=== TEXTE EXTRAIT ===
* * * * * * * * *
Critique de Sentinelle (Bruxelles, Inscrite le 6 juillet 2007, 54 ans) - 29 décembre 2007

Alasdair Gray est un auteur écossais, né à Glasgow. C'est entre 1958 et 1962 qu'il commence à rédiger ce qui deviendra son premier roman : LANARK (1981).
Il va former l'école de Glasgow qui est un des centres de créations littéraires et culturelles les plus intéressants de la Grande-Bretagne avec les auteurs James Kelman et Tom Leonard.

Le roman Lanark d’Alasdair Gray est un long roman très condensé aux facettes multiples : on y parle de société, de la bureaucratie, de la nature humaine, des difficultés relationnelles, de la mort, de l’art, de Dieu, des femmes…

Il est important de se référer à la table des matières pour suivre l’histoire de Lanark : nous commençons avec le Livre III, pour poursuivre avec le Prologue, le Livre I, l’Interlude, le Livre II et le Livre IV entrecoupé par l’Epilogue.
De magnifiques dessins de l’auteur accompagnent également le récit.

Il m’est difficile de citer quelques passages importants du livre tant ceux-ci foisonnent au fil des pages.
Nous retrouvons également beaucoup de références à de multiples auteurs tels que Kafka (notamment "Le château" pour les absurdités administratives et le non-sens et "La métamorphose" pour la transformation en dragons de certains personnages dont Lanark au début du roman), de références psychanalytiques de Freud et Jung, de philosophes et politiciens (la liste est trop longue pour tous les énumérer ici).
Mais l’auteur a eu la gentillesse de nous livrer toutes ces références lors de l’Epilogue !

Comme vous avez pu le remarquer, j’ai souvent utilisé les termes « beaucoup », « multiples », « nombreux », « foisonnant » et « condensé ». C'est que ce roman, considéré comme un chef-d’œuvre par beaucoup, m’a paru un peu fastidieux à la longue. Je pense que le roman aurait peut-être gagné à alléger le nombre des thèmes abordés.
* * * * * * * * *
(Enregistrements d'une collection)
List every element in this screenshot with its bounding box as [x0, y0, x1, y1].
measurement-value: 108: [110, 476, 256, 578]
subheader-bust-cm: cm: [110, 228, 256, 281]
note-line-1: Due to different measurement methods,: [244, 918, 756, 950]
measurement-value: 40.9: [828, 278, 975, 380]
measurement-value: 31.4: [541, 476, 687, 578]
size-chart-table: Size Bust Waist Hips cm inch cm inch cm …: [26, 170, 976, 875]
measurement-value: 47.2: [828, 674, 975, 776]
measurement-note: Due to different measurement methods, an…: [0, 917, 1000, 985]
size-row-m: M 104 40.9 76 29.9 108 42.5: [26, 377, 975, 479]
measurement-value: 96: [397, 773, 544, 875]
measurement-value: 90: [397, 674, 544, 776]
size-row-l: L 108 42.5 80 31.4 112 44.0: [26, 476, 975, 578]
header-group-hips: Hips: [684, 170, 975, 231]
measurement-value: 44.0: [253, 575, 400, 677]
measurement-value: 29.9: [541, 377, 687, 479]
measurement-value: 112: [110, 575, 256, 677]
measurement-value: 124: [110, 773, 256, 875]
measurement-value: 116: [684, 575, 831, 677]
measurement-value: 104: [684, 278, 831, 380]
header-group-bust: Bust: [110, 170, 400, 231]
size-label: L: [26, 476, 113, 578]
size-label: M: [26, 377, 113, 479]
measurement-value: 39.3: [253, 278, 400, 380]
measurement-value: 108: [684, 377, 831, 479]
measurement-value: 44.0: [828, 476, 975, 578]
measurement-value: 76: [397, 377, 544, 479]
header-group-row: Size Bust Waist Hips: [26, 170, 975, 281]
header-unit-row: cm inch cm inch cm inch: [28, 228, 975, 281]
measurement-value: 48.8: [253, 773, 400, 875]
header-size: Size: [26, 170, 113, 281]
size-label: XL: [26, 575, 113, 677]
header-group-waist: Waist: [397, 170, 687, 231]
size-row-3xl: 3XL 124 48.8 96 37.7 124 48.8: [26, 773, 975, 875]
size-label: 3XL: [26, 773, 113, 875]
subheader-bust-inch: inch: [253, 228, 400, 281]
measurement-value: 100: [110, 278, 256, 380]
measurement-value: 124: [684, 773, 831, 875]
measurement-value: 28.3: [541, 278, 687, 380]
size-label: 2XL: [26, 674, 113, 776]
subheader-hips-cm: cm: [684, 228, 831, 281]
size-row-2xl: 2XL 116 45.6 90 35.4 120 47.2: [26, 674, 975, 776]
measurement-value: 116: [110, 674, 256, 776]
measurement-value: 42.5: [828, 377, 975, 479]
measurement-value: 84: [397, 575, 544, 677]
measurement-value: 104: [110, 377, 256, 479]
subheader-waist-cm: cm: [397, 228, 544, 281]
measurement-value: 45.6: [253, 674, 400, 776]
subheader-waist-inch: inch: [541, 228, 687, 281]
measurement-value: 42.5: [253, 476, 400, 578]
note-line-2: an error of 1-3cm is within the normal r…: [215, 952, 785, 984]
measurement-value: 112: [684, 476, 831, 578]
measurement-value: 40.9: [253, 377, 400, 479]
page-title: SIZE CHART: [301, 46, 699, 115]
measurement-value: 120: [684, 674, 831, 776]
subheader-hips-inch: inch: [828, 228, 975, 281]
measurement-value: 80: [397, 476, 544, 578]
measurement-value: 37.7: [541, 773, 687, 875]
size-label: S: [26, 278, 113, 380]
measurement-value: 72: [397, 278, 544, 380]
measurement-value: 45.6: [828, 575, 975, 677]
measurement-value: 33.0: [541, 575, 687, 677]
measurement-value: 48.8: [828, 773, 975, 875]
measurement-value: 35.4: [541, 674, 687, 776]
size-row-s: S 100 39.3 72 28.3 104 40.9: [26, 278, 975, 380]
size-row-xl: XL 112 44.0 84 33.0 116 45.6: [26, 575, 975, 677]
* * * * * * * * *
=== EXERCICES ===
(A) D'après la critique de Lanark, par quelle partie du livre la lecture commence-t-elle ?
(B) Modifiez le passage de la critique de Lanark qui commence par « Il est important » et se poursuit jusqu'à « les énumérer ici). », en y remplaçant « dessins » par « illustrations ».
Le matériel ne vous sera d'aucune utilité ici.

=== CORRIGÉS ===
(A) Par le Livre III.

(B)
Il est important de se référer à la table des matières pour suivre l’histoire de Lanark : nous commençons avec le Livre III, pour poursuivre avec le Prologue, le Livre I, l’Interlude, le Livre II et le Livre IV entrecoupé par l’Epilogue.
De magnifiques illustrations de l’auteur accompagnent également le récit.

Il m’est difficile de citer quelques passages importants du livre tant ceux-ci foisonnent au fil des pages.
Nous retrouvons également beaucoup de références à de multiples auteurs tels que Kafka (notamment "Le château" pour les absurdités administratives et le non-sens et "La métamorphose" pour la transformation en dragons de certains personnages dont Lanark au début du roman), de références psychanalytiques de Freud et Jung, de philosophes et politiciens (la liste est trop longue pour tous les énumérer ici).